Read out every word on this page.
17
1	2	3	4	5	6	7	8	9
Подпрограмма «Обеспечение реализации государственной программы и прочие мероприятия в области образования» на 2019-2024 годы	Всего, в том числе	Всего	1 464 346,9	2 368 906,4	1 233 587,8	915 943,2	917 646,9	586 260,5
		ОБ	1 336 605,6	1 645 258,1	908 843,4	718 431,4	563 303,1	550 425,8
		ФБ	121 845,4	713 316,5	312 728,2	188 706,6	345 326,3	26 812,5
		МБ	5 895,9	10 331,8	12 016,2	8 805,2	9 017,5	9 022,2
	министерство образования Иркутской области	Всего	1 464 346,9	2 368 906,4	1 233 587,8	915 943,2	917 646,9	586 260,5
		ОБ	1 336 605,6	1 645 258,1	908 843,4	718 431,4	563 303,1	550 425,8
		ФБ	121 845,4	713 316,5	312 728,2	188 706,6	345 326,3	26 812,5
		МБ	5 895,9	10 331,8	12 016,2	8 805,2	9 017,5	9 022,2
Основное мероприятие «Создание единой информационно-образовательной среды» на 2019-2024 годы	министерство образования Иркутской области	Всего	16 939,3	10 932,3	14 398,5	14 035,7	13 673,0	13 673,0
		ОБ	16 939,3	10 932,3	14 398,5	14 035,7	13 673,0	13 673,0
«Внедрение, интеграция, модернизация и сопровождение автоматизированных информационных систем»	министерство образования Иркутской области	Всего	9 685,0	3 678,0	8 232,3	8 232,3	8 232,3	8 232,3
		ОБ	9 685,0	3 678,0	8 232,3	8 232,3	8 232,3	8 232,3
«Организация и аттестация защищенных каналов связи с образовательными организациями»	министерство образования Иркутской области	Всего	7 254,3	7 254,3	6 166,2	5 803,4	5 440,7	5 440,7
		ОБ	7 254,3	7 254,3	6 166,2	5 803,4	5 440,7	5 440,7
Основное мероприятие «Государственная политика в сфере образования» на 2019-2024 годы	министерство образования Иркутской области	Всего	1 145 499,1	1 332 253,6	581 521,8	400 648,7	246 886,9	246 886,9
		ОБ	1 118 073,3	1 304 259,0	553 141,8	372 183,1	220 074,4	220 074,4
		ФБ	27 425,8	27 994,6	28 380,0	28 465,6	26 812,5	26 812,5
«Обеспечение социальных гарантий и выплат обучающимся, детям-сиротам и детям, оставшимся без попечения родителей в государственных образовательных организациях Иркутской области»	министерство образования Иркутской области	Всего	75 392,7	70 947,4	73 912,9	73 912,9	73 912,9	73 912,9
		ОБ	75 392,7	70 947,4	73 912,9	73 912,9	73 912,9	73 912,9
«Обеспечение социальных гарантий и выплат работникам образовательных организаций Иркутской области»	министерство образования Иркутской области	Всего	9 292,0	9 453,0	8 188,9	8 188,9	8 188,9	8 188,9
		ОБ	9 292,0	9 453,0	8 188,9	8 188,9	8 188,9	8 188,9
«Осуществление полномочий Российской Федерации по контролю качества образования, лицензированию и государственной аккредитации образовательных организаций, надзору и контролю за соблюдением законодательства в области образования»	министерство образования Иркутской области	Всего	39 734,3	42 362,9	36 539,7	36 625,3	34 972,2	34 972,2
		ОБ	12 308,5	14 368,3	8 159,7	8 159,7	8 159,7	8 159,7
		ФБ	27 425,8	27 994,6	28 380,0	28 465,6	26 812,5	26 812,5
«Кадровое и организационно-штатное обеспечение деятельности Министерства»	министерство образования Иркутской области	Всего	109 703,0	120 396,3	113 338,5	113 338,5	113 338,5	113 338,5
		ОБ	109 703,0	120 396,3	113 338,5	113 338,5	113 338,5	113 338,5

──────

▸ **Exercise aim**: How many of the lines above hold the word "государственной"? Give only that number.

▸ **Expected output**: 2